**What you will do**:
Would you return the complete listing below word for word?

[Source data]
## START

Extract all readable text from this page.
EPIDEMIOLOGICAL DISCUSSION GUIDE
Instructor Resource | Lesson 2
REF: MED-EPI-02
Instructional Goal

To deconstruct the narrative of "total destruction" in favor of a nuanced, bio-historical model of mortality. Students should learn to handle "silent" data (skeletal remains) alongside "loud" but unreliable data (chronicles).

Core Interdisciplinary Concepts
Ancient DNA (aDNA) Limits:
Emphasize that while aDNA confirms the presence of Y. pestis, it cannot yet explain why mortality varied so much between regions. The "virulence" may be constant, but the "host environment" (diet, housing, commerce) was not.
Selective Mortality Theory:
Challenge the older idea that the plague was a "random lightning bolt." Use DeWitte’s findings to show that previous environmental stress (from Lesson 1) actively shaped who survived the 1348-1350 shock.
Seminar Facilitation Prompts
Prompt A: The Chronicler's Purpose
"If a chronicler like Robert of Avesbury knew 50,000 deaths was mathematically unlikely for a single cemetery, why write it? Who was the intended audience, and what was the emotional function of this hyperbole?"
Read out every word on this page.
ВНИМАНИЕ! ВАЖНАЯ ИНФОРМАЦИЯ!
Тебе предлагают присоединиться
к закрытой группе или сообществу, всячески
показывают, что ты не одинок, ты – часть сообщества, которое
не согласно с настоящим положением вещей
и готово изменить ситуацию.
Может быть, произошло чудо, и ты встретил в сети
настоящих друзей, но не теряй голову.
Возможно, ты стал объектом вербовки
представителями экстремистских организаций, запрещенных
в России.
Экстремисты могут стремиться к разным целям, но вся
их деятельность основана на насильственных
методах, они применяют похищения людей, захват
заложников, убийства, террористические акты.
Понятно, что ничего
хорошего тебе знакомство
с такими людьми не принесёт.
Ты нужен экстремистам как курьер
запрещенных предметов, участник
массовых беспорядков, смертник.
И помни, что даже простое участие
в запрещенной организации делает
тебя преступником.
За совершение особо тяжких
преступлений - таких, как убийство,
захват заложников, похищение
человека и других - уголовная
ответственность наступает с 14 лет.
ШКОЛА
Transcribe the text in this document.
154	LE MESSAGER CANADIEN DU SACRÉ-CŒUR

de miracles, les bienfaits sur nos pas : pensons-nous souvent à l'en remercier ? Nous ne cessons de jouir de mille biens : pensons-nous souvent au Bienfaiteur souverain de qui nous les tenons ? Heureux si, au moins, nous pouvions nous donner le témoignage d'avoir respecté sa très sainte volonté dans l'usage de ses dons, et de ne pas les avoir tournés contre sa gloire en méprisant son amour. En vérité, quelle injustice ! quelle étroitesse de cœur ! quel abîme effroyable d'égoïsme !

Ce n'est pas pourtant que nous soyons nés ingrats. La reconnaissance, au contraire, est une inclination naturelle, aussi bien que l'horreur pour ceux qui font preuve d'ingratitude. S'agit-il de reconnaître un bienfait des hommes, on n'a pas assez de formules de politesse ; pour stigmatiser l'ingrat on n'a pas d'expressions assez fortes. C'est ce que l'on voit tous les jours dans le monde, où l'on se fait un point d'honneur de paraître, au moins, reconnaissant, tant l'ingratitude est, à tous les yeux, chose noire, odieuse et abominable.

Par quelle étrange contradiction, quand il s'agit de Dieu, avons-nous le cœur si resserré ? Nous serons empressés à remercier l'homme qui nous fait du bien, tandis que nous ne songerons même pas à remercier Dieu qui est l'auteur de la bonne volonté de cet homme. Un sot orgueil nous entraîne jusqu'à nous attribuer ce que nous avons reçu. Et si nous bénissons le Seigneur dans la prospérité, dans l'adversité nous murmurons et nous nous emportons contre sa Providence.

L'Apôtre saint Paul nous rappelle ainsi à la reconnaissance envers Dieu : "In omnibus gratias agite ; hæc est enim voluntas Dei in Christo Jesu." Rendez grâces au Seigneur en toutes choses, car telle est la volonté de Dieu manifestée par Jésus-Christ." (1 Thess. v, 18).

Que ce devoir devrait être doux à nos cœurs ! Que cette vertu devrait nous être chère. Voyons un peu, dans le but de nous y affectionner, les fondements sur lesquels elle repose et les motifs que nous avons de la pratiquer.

## END

**Worked solution**:
Extract all readable text from this page.
EPIDEMIOLOGICAL DISCUSSION GUIDE
Instructor Resource | Lesson 2
REF: MED-EPI-02
Instructional Goal

To deconstruct the narrative of "total destruction" in favor of a nuanced, bio-historical model of mortality. Students should learn to handle "silent" data (skeletal remains) alongside "loud" but unreliable data (chronicles).

Core Interdisciplinary Concepts
Ancient DNA (aDNA) Limits:
Emphasize that while aDNA confirms the presence of Y. pestis, it cannot yet explain why mortality varied so much between regions. The "virulence" may be constant, but the "host environment" (diet, housing, commerce) was not.
Selective Mortality Theory:
Challenge the older idea that the plague was a "random lightning bolt." Use DeWitte’s findings to show that previous environmental stress (from Lesson 1) actively shaped who survived the 1348-1350 shock.
Seminar Facilitation Prompts
Prompt A: The Chronicler's Purpose
"If a chronicler like Robert of Avesbury knew 50,000 deaths was mathematically unlikely for a single cemetery, why write it? Who was the intended audience, and what was the emotional function of this hyperbole?"
Read out every word on this page.
ВНИМАНИЕ! ВАЖНАЯ ИНФОРМАЦИЯ!
Тебе предлагают присоединиться
к закрытой группе или сообществу, всячески
показывают, что ты не одинок, ты – часть сообщества, которое
не согласно с настоящим положением вещей
и готово изменить ситуацию.
Может быть, произошло чудо, и ты встретил в сети
настоящих друзей, но не теряй голову.
Возможно, ты стал объектом вербовки
представителями экстремистских организаций, запрещенных
в России.
Экстремисты могут стремиться к разным целям, но вся
их деятельность основана на насильственных
методах, они применяют похищения людей, захват
заложников, убийства, террористические акты.
Понятно, что ничего
хорошего тебе знакомство
с такими людьми не принесёт.
Ты нужен экстремистам как курьер
запрещенных предметов, участник
массовых беспорядков, смертник.
И помни, что даже простое участие
в запрещенной организации делает
тебя преступником.
За совершение особо тяжких
преступлений - таких, как убийство,
захват заложников, похищение
человека и других - уголовная
ответственность наступает с 14 лет.
ШКОЛА
Transcribe the text in this document.
154	LE MESSAGER CANADIEN DU SACRÉ-CŒUR

de miracles, les bienfaits sur nos pas : pensons-nous souvent à l'en remercier ? Nous ne cessons de jouir de mille biens : pensons-nous souvent au Bienfaiteur souverain de qui nous les tenons ? Heureux si, au moins, nous pouvions nous donner le témoignage d'avoir respecté sa très sainte volonté dans l'usage de ses dons, et de ne pas les avoir tournés contre sa gloire en méprisant son amour. En vérité, quelle injustice ! quelle étroitesse de cœur ! quel abîme effroyable d'égoïsme !

Ce n'est pas pourtant que nous soyons nés ingrats. La reconnaissance, au contraire, est une inclination naturelle, aussi bien que l'horreur pour ceux qui font preuve d'ingratitude. S'agit-il de reconnaître un bienfait des hommes, on n'a pas assez de formules de politesse ; pour stigmatiser l'ingrat on n'a pas d'expressions assez fortes. C'est ce que l'on voit tous les jours dans le monde, où l'on se fait un point d'honneur de paraître, au moins, reconnaissant, tant l'ingratitude est, à tous les yeux, chose noire, odieuse et abominable.

Par quelle étrange contradiction, quand il s'agit de Dieu, avons-nous le cœur si resserré ? Nous serons empressés à remercier l'homme qui nous fait du bien, tandis que nous ne songerons même pas à remercier Dieu qui est l'auteur de la bonne volonté de cet homme. Un sot orgueil nous entraîne jusqu'à nous attribuer ce que nous avons reçu. Et si nous bénissons le Seigneur dans la prospérité, dans l'adversité nous murmurons et nous nous emportons contre sa Providence.

L'Apôtre saint Paul nous rappelle ainsi à la reconnaissance envers Dieu : "In omnibus gratias agite ; hæc est enim voluntas Dei in Christo Jesu." Rendez grâces au Seigneur en toutes choses, car telle est la volonté de Dieu manifestée par Jésus-Christ." (1 Thess. v, 18).

Que ce devoir devrait être doux à nos cœurs ! Que cette vertu devrait nous être chère. Voyons un peu, dans le but de nous y affectionner, les fondements sur lesquels elle repose et les motifs que nous avons de la pratiquer.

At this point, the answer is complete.